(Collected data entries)

- - - - - - -

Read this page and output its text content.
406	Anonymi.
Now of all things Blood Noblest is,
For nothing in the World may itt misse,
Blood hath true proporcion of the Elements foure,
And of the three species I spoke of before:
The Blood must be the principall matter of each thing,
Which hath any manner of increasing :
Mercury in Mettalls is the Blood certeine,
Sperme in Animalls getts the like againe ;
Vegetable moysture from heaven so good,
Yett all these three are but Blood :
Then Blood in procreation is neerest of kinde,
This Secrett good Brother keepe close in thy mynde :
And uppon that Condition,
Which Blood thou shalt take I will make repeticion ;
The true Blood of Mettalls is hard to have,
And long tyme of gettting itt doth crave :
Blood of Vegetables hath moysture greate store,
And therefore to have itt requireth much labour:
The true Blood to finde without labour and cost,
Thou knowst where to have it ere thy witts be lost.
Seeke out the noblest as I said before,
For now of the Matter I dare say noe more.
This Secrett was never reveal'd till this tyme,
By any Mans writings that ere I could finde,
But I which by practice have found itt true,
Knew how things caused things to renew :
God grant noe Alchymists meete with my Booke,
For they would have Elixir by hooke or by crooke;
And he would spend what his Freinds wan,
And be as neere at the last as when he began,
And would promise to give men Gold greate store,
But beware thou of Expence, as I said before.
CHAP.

- - - - - - -

INSTRUCTIONS TO FOLLOW: Go through the records above, find every line with the word "greate", and list those lines.

RESPONSE TO THIS EXERCISE:
Blood of Vegetables hath moysture greate store,
And would promise to give men Gold greate store,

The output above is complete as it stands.